Batman: Bir Süper Kahraman
Batman İlk Film (Batman The Movie – Leslie H. Martinson) – 1966
Batman bir çizgi roman kahramanı olarak; elbette ki pek çok farklı medya alet edevatına konu teşkil etti. Gazetelerde çizgi seri olarak, radyo tiyatrosu olarak, kitap olarak ve elbette ki TV dizisi ve film olarak karşımıza çıktı.
1966 yılında Amerika’da Batman dizi olarak yayınlanıyordu ve bundan yaklaşık 20 yıl kadar sonra sonra bizde de yayınlandı. Hani şu kırmızı telefonu falan hatırlarsınız, bir de Batman’in üzeri kalemle çizili maskesini, bir de Robin’in mayosunu, bir de kırmızı biyeli Batmobil’i, bir de “Pat, Küt, Çat” baloncuklarını… neyse.

Öğe kutusu kayıtları
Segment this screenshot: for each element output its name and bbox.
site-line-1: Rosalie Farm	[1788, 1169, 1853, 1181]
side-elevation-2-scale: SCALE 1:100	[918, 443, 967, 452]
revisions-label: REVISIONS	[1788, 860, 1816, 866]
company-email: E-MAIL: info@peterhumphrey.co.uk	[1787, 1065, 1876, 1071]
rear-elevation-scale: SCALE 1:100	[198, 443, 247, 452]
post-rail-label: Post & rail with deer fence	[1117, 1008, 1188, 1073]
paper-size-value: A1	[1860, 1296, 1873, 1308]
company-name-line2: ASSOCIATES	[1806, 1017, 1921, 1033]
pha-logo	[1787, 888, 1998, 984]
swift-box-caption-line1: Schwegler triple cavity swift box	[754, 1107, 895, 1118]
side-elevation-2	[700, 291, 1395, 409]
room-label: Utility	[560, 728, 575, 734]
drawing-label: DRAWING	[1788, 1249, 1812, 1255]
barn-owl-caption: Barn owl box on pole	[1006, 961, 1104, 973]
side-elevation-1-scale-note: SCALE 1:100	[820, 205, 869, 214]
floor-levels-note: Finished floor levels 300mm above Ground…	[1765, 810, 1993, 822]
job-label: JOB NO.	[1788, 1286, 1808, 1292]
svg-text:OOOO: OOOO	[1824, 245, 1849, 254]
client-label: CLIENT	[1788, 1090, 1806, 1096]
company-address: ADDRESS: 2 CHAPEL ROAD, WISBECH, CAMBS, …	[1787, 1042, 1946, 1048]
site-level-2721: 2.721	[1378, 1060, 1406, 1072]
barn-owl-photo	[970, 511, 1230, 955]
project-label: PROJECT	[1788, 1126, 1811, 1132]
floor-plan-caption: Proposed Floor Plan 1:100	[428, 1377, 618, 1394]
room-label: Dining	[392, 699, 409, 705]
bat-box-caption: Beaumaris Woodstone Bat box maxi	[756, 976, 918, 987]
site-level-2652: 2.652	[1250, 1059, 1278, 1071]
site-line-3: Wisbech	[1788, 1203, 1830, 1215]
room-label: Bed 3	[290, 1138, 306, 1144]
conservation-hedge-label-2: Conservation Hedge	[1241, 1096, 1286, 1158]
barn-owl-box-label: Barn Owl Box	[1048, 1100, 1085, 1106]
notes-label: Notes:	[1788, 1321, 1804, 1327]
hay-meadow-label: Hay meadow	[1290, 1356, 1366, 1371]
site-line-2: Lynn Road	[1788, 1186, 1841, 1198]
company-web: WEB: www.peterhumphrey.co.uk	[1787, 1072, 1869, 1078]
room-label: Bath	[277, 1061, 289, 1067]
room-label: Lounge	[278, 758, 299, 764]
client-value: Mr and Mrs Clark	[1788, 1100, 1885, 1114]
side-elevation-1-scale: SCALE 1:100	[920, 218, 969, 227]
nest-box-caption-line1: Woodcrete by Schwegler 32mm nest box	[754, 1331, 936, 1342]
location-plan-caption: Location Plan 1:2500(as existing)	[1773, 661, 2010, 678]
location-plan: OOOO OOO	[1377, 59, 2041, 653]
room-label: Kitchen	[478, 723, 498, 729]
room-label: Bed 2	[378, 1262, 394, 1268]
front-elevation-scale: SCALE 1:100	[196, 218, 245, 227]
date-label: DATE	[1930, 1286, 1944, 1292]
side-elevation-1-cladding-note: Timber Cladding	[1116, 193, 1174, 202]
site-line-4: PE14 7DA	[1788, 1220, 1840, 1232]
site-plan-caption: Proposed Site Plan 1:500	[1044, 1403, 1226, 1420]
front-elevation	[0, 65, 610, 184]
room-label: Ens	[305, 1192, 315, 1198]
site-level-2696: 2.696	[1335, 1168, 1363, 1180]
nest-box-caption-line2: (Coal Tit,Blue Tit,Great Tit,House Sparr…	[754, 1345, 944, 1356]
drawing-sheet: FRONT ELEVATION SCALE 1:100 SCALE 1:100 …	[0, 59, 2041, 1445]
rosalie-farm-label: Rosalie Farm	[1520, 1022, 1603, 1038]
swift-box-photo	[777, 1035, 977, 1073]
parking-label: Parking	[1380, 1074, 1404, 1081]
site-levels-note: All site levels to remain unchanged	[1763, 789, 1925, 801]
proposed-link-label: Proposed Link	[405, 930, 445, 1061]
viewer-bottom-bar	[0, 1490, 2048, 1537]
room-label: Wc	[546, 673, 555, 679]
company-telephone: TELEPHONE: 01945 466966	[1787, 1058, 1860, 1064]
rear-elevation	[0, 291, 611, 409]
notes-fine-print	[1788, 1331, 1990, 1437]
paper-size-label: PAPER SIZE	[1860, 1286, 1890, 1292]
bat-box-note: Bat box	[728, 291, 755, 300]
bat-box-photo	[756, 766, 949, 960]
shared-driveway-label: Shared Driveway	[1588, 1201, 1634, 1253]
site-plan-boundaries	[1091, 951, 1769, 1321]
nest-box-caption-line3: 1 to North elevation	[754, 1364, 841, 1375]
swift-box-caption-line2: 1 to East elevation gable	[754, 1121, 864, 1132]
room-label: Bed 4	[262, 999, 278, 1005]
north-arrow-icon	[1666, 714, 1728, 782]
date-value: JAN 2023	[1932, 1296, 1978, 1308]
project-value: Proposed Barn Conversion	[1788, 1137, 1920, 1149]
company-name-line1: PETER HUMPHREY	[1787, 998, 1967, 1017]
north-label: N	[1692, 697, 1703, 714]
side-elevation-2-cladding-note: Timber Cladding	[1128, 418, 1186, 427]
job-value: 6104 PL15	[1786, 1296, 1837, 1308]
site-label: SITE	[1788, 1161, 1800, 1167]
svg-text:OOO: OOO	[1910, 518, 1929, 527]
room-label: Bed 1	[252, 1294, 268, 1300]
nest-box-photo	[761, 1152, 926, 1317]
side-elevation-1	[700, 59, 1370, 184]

**Alıştırma Görevi:** Batman metninde "Batman bir çizgi roman kahramanı olarak" diye başlayan paragrafı, ana bilgilerini koruyarak madde listesi hâlinde yeniden yazın. Yalnızca metne dayanın.

**Doğru Cevap:**
- Batman, bir çizgi roman kahramanı olarak pek çok farklı medyaya konu oldu.
- Gazetelerde çizgi seri olarak yer aldı.
- Radyo tiyatrosu olarak yer aldı.
- Kitap olarak yayımlandı.
- TV dizisi ve film olarak karşımıza çıktı.